Given exercise. Where the string "this" occurs in the material below, report the whole line.

Data listing.

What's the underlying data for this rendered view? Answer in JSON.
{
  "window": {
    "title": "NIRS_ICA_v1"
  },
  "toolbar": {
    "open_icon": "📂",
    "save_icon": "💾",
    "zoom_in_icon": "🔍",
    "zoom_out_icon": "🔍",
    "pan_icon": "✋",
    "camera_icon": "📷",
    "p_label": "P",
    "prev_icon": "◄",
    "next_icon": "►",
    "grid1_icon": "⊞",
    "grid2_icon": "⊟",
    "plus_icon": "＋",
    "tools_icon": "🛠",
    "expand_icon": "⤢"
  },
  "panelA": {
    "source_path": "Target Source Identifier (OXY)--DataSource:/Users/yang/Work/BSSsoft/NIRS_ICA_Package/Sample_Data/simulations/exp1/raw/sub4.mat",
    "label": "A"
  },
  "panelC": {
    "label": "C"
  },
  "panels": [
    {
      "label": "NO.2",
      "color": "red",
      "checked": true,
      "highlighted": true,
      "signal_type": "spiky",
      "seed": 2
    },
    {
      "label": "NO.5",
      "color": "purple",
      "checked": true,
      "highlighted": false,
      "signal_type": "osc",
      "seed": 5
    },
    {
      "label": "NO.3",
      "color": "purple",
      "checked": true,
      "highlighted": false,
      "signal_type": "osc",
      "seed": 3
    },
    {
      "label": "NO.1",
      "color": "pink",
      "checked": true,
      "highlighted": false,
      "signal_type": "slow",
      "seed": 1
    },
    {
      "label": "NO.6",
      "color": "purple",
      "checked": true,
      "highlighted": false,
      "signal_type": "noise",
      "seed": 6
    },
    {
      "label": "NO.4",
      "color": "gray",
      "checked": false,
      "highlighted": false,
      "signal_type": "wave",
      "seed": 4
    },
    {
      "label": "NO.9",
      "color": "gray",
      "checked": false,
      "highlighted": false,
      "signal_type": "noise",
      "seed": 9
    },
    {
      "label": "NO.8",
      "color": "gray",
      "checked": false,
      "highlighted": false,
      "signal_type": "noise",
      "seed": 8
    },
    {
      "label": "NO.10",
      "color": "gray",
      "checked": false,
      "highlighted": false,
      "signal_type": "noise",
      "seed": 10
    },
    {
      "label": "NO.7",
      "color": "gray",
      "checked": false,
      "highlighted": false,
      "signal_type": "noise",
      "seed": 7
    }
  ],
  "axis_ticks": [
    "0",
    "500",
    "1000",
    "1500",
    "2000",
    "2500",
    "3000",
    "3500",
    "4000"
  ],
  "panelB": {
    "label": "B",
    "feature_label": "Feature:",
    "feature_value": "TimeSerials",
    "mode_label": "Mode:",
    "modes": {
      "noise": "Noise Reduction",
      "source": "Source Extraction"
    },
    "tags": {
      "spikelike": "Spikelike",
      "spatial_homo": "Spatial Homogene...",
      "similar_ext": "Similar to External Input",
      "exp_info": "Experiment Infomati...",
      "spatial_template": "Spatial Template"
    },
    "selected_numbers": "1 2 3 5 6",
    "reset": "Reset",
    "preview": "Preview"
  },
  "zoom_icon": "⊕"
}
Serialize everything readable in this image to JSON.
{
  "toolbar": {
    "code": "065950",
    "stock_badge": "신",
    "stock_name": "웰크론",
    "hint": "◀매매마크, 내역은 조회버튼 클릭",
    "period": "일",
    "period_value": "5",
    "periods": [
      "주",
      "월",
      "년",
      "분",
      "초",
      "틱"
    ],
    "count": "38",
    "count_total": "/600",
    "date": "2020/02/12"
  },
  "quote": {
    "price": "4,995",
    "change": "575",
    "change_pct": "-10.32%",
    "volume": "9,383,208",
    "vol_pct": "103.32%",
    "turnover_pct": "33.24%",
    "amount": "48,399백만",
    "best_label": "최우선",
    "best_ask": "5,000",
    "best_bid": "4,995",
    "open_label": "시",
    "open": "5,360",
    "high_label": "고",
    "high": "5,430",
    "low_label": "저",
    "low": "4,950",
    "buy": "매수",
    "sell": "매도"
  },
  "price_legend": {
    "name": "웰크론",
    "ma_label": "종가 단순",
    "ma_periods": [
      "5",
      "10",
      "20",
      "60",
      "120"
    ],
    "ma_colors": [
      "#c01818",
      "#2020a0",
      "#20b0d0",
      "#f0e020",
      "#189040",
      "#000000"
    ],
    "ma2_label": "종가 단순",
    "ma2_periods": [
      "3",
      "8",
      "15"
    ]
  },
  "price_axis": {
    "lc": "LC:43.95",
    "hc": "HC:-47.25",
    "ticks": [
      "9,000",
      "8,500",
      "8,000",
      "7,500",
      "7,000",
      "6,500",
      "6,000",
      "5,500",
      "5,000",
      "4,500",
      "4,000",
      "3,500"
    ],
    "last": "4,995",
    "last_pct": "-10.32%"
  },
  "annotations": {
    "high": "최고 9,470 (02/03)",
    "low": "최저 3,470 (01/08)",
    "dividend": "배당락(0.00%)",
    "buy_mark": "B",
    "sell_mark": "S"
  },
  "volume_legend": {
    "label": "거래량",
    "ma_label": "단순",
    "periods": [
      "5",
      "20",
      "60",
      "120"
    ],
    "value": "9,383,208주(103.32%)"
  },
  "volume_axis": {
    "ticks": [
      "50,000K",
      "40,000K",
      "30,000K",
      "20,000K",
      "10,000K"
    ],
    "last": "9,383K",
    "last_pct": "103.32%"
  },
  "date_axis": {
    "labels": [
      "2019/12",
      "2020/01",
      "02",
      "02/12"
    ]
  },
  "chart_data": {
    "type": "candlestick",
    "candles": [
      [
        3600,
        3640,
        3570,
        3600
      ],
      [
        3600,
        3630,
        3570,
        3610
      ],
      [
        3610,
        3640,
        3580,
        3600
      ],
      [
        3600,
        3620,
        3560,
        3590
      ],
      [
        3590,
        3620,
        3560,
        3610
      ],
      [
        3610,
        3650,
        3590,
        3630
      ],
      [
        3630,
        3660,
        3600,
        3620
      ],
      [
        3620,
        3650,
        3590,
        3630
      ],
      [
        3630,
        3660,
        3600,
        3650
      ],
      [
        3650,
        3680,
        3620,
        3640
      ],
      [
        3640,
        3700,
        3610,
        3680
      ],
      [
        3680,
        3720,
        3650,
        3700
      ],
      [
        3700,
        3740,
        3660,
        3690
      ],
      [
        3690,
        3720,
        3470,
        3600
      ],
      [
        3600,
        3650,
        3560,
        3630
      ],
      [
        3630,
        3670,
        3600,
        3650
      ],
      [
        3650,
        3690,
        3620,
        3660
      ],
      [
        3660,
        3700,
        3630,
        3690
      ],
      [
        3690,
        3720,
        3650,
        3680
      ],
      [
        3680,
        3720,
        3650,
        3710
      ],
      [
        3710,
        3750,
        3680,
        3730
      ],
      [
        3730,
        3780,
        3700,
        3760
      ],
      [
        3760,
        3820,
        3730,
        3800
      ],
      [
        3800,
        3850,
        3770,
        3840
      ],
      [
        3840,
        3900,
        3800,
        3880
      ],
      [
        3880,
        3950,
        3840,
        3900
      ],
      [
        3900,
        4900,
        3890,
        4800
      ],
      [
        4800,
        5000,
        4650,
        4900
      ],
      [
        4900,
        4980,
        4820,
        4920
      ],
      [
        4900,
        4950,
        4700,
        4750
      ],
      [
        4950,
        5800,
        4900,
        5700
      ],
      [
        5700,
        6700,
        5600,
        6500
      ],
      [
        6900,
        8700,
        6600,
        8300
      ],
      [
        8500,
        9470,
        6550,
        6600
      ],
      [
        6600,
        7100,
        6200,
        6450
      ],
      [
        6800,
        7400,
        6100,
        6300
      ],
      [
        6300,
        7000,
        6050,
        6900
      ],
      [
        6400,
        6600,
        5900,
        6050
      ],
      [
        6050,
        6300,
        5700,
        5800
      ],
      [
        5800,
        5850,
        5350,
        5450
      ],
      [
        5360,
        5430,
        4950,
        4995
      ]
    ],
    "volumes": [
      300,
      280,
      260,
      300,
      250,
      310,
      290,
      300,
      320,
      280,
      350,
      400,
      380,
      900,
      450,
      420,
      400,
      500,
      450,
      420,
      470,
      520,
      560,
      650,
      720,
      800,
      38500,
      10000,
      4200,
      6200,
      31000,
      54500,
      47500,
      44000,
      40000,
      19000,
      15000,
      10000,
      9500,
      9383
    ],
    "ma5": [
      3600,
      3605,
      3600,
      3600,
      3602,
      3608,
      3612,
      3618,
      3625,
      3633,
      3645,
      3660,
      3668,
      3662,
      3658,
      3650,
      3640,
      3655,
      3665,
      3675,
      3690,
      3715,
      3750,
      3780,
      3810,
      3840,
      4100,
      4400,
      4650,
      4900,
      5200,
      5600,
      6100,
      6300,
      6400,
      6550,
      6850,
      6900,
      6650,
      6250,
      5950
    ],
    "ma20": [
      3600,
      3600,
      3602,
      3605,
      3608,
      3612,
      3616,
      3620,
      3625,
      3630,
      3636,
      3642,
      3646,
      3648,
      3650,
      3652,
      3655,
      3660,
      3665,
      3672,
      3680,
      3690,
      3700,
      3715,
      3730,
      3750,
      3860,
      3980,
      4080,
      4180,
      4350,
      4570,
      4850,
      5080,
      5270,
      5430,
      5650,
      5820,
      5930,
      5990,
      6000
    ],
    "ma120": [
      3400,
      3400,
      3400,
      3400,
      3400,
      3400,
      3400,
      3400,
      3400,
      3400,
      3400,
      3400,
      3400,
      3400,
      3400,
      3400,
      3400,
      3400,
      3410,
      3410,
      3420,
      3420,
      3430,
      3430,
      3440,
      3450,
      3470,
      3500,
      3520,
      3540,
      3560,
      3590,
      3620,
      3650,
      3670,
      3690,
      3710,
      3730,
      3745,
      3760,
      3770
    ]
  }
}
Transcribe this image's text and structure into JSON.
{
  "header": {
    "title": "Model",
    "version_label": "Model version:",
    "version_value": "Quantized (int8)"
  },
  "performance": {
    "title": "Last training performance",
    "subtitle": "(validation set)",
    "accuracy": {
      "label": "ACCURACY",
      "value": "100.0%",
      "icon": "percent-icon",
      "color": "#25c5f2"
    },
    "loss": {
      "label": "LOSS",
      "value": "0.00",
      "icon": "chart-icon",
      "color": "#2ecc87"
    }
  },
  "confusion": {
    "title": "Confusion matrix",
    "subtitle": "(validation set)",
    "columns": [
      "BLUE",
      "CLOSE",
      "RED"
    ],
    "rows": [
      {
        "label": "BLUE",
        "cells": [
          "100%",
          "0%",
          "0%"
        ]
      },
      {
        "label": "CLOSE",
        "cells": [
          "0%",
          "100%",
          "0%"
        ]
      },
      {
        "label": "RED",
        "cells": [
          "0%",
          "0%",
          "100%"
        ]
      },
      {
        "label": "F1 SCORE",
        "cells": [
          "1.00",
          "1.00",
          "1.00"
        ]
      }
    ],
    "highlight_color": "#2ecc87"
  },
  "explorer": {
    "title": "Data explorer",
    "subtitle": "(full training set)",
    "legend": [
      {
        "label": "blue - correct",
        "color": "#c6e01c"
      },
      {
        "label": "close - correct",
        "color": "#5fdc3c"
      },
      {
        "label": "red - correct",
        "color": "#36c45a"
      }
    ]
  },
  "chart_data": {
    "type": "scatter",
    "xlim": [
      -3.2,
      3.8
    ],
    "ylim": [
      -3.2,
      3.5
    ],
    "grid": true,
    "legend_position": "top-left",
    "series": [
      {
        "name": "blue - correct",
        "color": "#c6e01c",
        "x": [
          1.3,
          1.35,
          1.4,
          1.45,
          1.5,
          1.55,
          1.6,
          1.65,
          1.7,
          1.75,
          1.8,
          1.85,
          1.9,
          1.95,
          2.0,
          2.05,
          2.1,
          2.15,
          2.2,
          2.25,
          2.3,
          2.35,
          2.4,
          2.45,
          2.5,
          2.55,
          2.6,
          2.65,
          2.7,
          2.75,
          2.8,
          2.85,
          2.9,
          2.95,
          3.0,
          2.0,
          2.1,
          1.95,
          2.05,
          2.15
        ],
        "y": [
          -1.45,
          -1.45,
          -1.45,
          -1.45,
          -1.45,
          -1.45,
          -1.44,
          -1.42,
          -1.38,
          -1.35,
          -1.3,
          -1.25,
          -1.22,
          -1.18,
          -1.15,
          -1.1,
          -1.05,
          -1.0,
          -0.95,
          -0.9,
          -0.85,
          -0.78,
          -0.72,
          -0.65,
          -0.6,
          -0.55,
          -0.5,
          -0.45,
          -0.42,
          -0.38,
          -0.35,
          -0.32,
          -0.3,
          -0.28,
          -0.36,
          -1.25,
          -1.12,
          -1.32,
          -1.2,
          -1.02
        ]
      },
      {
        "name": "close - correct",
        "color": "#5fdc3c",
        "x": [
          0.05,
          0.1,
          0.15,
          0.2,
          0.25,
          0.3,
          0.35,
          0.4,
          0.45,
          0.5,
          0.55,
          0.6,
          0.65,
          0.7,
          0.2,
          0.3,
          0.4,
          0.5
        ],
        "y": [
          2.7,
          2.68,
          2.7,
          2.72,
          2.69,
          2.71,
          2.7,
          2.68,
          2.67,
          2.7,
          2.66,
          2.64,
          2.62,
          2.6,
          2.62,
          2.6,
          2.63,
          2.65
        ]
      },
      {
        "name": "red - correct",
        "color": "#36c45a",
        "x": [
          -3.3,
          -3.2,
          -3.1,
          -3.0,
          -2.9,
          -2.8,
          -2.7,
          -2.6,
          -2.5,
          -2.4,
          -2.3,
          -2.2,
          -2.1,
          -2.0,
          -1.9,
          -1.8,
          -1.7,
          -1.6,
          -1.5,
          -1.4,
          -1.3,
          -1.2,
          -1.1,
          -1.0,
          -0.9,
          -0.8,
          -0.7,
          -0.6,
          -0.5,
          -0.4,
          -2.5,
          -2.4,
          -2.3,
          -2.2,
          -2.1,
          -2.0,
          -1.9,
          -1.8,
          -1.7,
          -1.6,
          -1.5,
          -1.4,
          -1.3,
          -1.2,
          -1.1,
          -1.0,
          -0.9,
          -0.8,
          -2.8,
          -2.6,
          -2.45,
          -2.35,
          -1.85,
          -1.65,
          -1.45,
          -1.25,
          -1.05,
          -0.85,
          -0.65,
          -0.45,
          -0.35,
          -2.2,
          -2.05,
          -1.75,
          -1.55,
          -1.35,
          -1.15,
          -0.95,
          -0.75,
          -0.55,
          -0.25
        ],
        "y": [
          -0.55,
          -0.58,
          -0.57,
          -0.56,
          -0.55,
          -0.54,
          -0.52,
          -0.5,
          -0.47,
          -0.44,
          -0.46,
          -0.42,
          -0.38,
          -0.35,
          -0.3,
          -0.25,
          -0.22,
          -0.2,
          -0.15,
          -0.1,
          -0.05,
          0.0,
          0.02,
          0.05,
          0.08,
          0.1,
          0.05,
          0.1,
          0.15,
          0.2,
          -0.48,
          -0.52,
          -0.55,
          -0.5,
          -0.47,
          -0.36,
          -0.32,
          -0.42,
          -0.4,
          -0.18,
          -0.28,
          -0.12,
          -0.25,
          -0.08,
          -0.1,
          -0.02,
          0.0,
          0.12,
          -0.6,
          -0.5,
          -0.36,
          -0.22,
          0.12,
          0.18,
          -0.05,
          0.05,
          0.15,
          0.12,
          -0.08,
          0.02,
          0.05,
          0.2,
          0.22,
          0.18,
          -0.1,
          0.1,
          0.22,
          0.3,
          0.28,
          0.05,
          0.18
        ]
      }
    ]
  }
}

Solution to the problem.
What's the underlying data for this rendered view? Answer in JSON.
Serialize everything readable in this image to JSON.
Transcribe this image's text and structure into JSON.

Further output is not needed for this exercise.